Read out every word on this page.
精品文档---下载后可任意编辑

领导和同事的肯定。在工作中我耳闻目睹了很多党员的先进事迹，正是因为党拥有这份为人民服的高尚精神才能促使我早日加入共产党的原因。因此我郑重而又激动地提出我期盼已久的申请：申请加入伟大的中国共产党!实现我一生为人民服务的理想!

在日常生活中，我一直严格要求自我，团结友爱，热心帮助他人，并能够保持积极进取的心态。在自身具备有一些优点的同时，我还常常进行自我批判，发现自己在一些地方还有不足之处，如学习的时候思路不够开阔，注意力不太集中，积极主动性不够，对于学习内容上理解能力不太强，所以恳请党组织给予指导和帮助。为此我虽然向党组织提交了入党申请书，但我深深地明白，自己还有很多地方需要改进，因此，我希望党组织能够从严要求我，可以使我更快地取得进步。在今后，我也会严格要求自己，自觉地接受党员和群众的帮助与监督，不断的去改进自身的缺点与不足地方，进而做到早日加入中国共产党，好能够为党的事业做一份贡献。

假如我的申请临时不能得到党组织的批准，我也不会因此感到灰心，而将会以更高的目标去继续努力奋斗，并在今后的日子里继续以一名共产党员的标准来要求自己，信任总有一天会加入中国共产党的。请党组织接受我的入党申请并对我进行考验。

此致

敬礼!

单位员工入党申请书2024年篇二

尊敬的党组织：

^^^^^^^^

▸ **WHAT IS EXPECTED**
Write out the listing once more, matching it exactly.

▸ **RESPONSE TO THIS EXERCISE**
Read out every word on this page.
精品文档---下载后可任意编辑

领导和同事的肯定。在工作中我耳闻目睹了很多党员的先进事迹，正是因为党拥有这份为人民服的高尚精神才能促使我早日加入共产党的原因。因此我郑重而又激动地提出我期盼已久的申请：申请加入伟大的中国共产党!实现我一生为人民服务的理想!

在日常生活中，我一直严格要求自我，团结友爱，热心帮助他人，并能够保持积极进取的心态。在自身具备有一些优点的同时，我还常常进行自我批判，发现自己在一些地方还有不足之处，如学习的时候思路不够开阔，注意力不太集中，积极主动性不够，对于学习内容上理解能力不太强，所以恳请党组织给予指导和帮助。为此我虽然向党组织提交了入党申请书，但我深深地明白，自己还有很多地方需要改进，因此，我希望党组织能够从严要求我，可以使我更快地取得进步。在今后，我也会严格要求自己，自觉地接受党员和群众的帮助与监督，不断的去改进自身的缺点与不足地方，进而做到早日加入中国共产党，好能够为党的事业做一份贡献。

假如我的申请临时不能得到党组织的批准，我也不会因此感到灰心，而将会以更高的目标去继续努力奋斗，并在今后的日子里继续以一名共产党员的标准来要求自己，信任总有一天会加入中国共产党的。请党组织接受我的入党申请并对我进行考验。

此致

敬礼!

单位员工入党申请书2024年篇二

尊敬的党组织：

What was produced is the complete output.